● **Work to do**: Quote each line of the material verbatim, without the pictures.

(Records that describe figures)
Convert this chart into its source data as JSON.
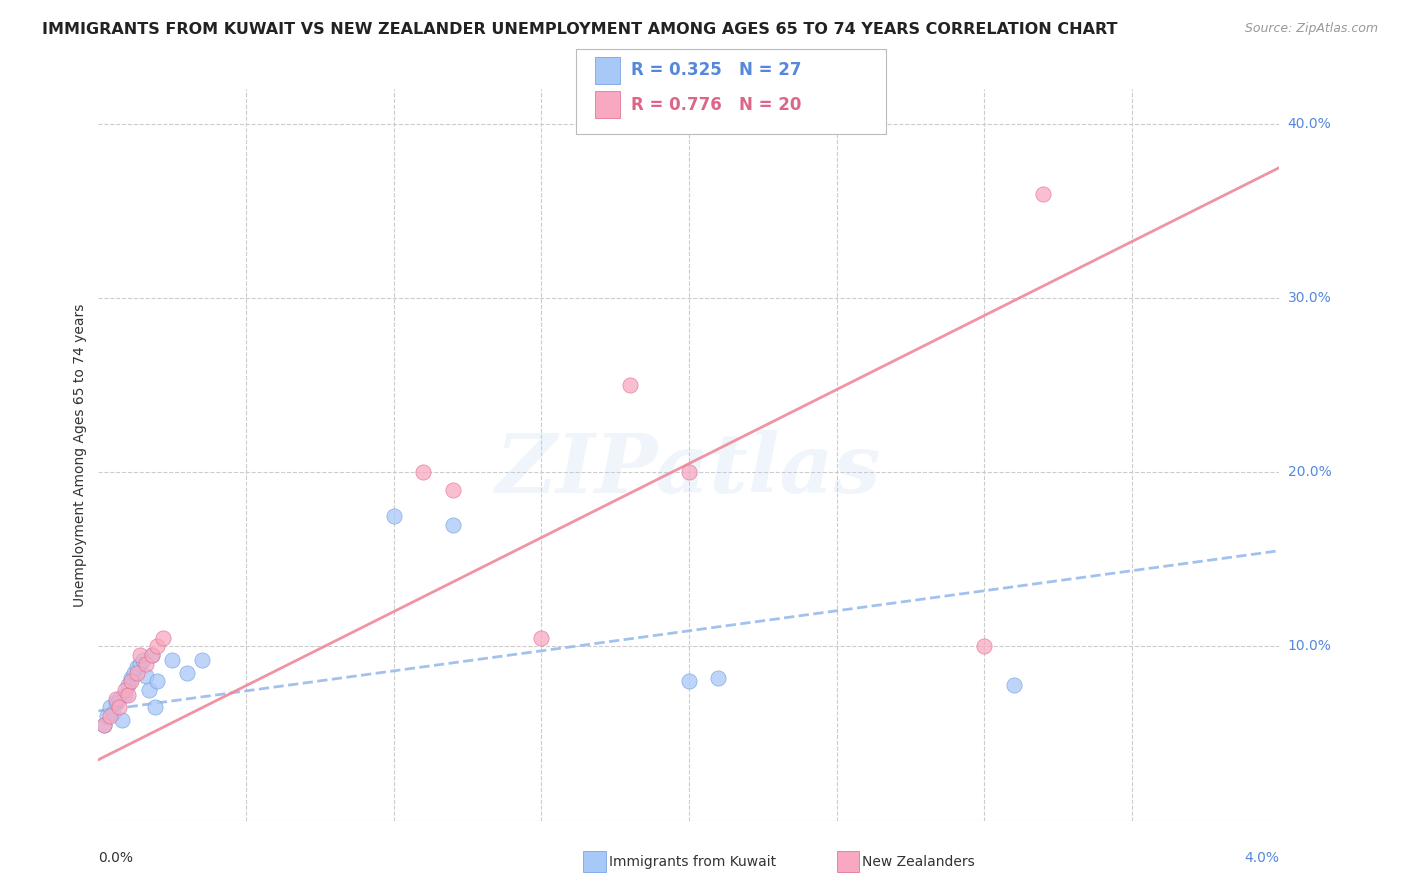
{
  "title": "IMMIGRANTS FROM KUWAIT VS NEW ZEALANDER UNEMPLOYMENT AMONG AGES 65 TO 74 YEARS CORRELATION CHART",
  "source": "Source: ZipAtlas.com",
  "ylabel": "Unemployment Among Ages 65 to 74 years",
  "xlim": [
    0.0,
    0.04
  ],
  "ylim": [
    0.0,
    0.42
  ],
  "ytick_positions": [
    0.1,
    0.2,
    0.3,
    0.4
  ],
  "ytick_labels": [
    "10.0%",
    "20.0%",
    "30.0%",
    "40.0%"
  ],
  "xtick_left_label": "0.0%",
  "xtick_right_label": "4.0%",
  "legend_line1_r": "0.325",
  "legend_line1_n": "27",
  "legend_line2_r": "0.776",
  "legend_line2_n": "20",
  "color_blue_fill": "#A8C8F8",
  "color_blue_edge": "#6699DD",
  "color_pink_fill": "#F8A8C0",
  "color_pink_edge": "#DD6688",
  "color_blue_trend": "#99BBEE",
  "color_pink_trend": "#EE8899",
  "grid_color": "#CCCCCC",
  "title_color": "#222222",
  "ylabel_color": "#333333",
  "ytick_color": "#5588DD",
  "xtick_color_right": "#5588DD",
  "xtick_color_left": "#333333",
  "watermark_text": "ZIPatlas",
  "blue_x": [
    0.0002,
    0.0003,
    0.0004,
    0.0005,
    0.0006,
    0.0007,
    0.0008,
    0.0009,
    0.001,
    0.0011,
    0.0012,
    0.0013,
    0.0014,
    0.0015,
    0.0016,
    0.0017,
    0.0018,
    0.0019,
    0.002,
    0.0025,
    0.003,
    0.0035,
    0.01,
    0.012,
    0.02,
    0.021,
    0.031
  ],
  "blue_y": [
    0.055,
    0.06,
    0.065,
    0.062,
    0.068,
    0.07,
    0.058,
    0.072,
    0.078,
    0.082,
    0.085,
    0.088,
    0.09,
    0.092,
    0.083,
    0.075,
    0.095,
    0.065,
    0.08,
    0.092,
    0.085,
    0.092,
    0.175,
    0.17,
    0.08,
    0.082,
    0.078
  ],
  "pink_x": [
    0.0002,
    0.0004,
    0.0006,
    0.0007,
    0.0009,
    0.001,
    0.0011,
    0.0013,
    0.0014,
    0.0016,
    0.0018,
    0.002,
    0.0022,
    0.011,
    0.012,
    0.015,
    0.018,
    0.02,
    0.03,
    0.032
  ],
  "pink_y": [
    0.055,
    0.06,
    0.07,
    0.065,
    0.075,
    0.072,
    0.08,
    0.085,
    0.095,
    0.09,
    0.095,
    0.1,
    0.105,
    0.2,
    0.19,
    0.105,
    0.25,
    0.2,
    0.1,
    0.36
  ],
  "blue_trend_x0": 0.0,
  "blue_trend_x1": 0.04,
  "blue_trend_y0": 0.063,
  "blue_trend_y1": 0.155,
  "pink_trend_x0": 0.0,
  "pink_trend_x1": 0.04,
  "pink_trend_y0": 0.035,
  "pink_trend_y1": 0.375,
  "marker_size": 120,
  "title_fontsize": 11.5,
  "source_fontsize": 9,
  "axis_fontsize": 10,
  "legend_fontsize": 12
}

● **Solution to the exercise**:
Convert this chart into its source data as JSON.
{
  "title": "IMMIGRANTS FROM KUWAIT VS NEW ZEALANDER UNEMPLOYMENT AMONG AGES 65 TO 74 YEARS CORRELATION CHART",
  "source": "Source: ZipAtlas.com",
  "ylabel": "Unemployment Among Ages 65 to 74 years",
  "xlim": [
    0.0,
    0.04
  ],
  "ylim": [
    0.0,
    0.42
  ],
  "ytick_positions": [
    0.1,
    0.2,
    0.3,
    0.4
  ],
  "ytick_labels": [
    "10.0%",
    "20.0%",
    "30.0%",
    "40.0%"
  ],
  "xtick_left_label": "0.0%",
  "xtick_right_label": "4.0%",
  "legend_line1_r": "0.325",
  "legend_line1_n": "27",
  "legend_line2_r": "0.776",
  "legend_line2_n": "20",
  "color_blue_fill": "#A8C8F8",
  "color_blue_edge": "#6699DD",
  "color_pink_fill": "#F8A8C0",
  "color_pink_edge": "#DD6688",
  "color_blue_trend": "#99BBEE",
  "color_pink_trend": "#EE8899",
  "grid_color": "#CCCCCC",
  "title_color": "#222222",
  "ylabel_color": "#333333",
  "ytick_color": "#5588DD",
  "xtick_color_right": "#5588DD",
  "xtick_color_left": "#333333",
  "watermark_text": "ZIPatlas",
  "blue_x": [
    0.0002,
    0.0003,
    0.0004,
    0.0005,
    0.0006,
    0.0007,
    0.0008,
    0.0009,
    0.001,
    0.0011,
    0.0012,
    0.0013,
    0.0014,
    0.0015,
    0.0016,
    0.0017,
    0.0018,
    0.0019,
    0.002,
    0.0025,
    0.003,
    0.0035,
    0.01,
    0.012,
    0.02,
    0.021,
    0.031
  ],
  "blue_y": [
    0.055,
    0.06,
    0.065,
    0.062,
    0.068,
    0.07,
    0.058,
    0.072,
    0.078,
    0.082,
    0.085,
    0.088,
    0.09,
    0.092,
    0.083,
    0.075,
    0.095,
    0.065,
    0.08,
    0.092,
    0.085,
    0.092,
    0.175,
    0.17,
    0.08,
    0.082,
    0.078
  ],
  "pink_x": [
    0.0002,
    0.0004,
    0.0006,
    0.0007,
    0.0009,
    0.001,
    0.0011,
    0.0013,
    0.0014,
    0.0016,
    0.0018,
    0.002,
    0.0022,
    0.011,
    0.012,
    0.015,
    0.018,
    0.02,
    0.03,
    0.032
  ],
  "pink_y": [
    0.055,
    0.06,
    0.07,
    0.065,
    0.075,
    0.072,
    0.08,
    0.085,
    0.095,
    0.09,
    0.095,
    0.1,
    0.105,
    0.2,
    0.19,
    0.105,
    0.25,
    0.2,
    0.1,
    0.36
  ],
  "blue_trend_x0": 0.0,
  "blue_trend_x1": 0.04,
  "blue_trend_y0": 0.063,
  "blue_trend_y1": 0.155,
  "pink_trend_x0": 0.0,
  "pink_trend_x1": 0.04,
  "pink_trend_y0": 0.035,
  "pink_trend_y1": 0.375,
  "marker_size": 120,
  "title_fontsize": 11.5,
  "source_fontsize": 9,
  "axis_fontsize": 10,
  "legend_fontsize": 12
}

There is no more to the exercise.